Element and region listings
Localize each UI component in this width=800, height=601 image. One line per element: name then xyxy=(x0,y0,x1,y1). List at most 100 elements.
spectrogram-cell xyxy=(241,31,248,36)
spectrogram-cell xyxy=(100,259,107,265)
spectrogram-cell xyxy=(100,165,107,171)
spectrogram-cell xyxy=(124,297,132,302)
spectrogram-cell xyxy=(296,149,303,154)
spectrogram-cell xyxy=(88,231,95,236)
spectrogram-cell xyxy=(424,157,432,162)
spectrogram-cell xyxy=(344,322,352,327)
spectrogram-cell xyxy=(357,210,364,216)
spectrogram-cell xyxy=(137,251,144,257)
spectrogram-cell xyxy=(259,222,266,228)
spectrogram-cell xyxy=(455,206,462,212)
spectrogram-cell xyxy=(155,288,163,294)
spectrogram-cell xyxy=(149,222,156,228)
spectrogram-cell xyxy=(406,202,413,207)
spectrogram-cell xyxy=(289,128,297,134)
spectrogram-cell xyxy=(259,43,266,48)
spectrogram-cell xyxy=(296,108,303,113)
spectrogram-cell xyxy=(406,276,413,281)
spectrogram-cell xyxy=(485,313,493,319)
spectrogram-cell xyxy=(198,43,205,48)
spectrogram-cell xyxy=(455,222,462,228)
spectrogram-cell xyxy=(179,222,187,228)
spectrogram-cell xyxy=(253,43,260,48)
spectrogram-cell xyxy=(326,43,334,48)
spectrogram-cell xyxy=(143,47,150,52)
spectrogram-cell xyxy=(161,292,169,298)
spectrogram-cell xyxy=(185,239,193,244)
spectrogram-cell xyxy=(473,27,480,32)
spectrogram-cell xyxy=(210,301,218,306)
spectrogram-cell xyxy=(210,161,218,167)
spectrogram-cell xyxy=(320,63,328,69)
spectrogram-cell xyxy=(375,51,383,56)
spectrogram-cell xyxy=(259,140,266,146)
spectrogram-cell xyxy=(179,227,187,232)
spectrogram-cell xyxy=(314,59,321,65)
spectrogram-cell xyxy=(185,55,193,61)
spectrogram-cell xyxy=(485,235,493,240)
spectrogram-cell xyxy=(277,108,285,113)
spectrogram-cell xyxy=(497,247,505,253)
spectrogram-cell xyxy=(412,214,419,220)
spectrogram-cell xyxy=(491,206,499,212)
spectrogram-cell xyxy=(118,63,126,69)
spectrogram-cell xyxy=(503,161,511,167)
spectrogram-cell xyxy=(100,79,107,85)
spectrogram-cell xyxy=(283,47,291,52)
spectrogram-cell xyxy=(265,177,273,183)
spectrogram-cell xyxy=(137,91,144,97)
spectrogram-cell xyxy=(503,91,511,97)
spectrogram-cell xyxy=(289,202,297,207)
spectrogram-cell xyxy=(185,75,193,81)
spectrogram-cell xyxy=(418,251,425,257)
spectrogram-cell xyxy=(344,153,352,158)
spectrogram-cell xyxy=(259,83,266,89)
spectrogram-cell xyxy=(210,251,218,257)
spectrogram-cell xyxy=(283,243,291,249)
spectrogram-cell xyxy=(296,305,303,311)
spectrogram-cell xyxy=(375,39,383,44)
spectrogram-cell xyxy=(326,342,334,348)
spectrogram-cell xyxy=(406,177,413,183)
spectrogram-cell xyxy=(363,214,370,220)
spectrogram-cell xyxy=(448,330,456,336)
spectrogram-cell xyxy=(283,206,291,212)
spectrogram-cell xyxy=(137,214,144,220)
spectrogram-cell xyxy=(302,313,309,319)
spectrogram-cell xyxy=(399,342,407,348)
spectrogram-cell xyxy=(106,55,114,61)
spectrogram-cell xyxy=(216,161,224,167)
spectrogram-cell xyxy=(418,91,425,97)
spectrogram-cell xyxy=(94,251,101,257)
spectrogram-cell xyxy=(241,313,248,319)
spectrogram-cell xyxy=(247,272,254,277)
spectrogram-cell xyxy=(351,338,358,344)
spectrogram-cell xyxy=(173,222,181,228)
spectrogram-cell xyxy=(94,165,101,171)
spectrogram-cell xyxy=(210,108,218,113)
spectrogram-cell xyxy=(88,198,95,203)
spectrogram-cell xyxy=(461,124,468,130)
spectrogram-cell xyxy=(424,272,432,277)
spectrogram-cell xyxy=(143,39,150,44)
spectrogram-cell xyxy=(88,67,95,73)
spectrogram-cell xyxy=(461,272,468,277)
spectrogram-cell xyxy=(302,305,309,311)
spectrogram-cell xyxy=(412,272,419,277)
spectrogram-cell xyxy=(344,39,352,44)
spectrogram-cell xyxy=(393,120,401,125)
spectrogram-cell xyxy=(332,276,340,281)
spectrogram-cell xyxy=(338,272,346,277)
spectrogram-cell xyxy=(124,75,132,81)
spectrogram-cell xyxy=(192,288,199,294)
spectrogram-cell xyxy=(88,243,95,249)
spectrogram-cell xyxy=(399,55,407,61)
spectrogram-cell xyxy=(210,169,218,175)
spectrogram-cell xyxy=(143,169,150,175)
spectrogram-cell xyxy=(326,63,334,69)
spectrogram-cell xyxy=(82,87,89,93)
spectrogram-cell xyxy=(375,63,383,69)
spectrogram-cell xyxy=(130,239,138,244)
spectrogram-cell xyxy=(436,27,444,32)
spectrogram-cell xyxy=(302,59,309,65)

** Your goal **
Can you copy the lines above verbatim, starting with the first one and stopping after the line that contains "spectrogram-cell xyxy=(326,43,334,48)"?

** The solution **
Localize each UI component in this width=800, height=601 image. One line per element: name then xyxy=(x0,y0,x1,y1). List at most 100 elements.
spectrogram-cell xyxy=(241,31,248,36)
spectrogram-cell xyxy=(100,259,107,265)
spectrogram-cell xyxy=(100,165,107,171)
spectrogram-cell xyxy=(124,297,132,302)
spectrogram-cell xyxy=(296,149,303,154)
spectrogram-cell xyxy=(88,231,95,236)
spectrogram-cell xyxy=(424,157,432,162)
spectrogram-cell xyxy=(344,322,352,327)
spectrogram-cell xyxy=(357,210,364,216)
spectrogram-cell xyxy=(137,251,144,257)
spectrogram-cell xyxy=(259,222,266,228)
spectrogram-cell xyxy=(455,206,462,212)
spectrogram-cell xyxy=(155,288,163,294)
spectrogram-cell xyxy=(149,222,156,228)
spectrogram-cell xyxy=(406,202,413,207)
spectrogram-cell xyxy=(289,128,297,134)
spectrogram-cell xyxy=(259,43,266,48)
spectrogram-cell xyxy=(296,108,303,113)
spectrogram-cell xyxy=(406,276,413,281)
spectrogram-cell xyxy=(485,313,493,319)
spectrogram-cell xyxy=(198,43,205,48)
spectrogram-cell xyxy=(455,222,462,228)
spectrogram-cell xyxy=(179,222,187,228)
spectrogram-cell xyxy=(253,43,260,48)
spectrogram-cell xyxy=(326,43,334,48)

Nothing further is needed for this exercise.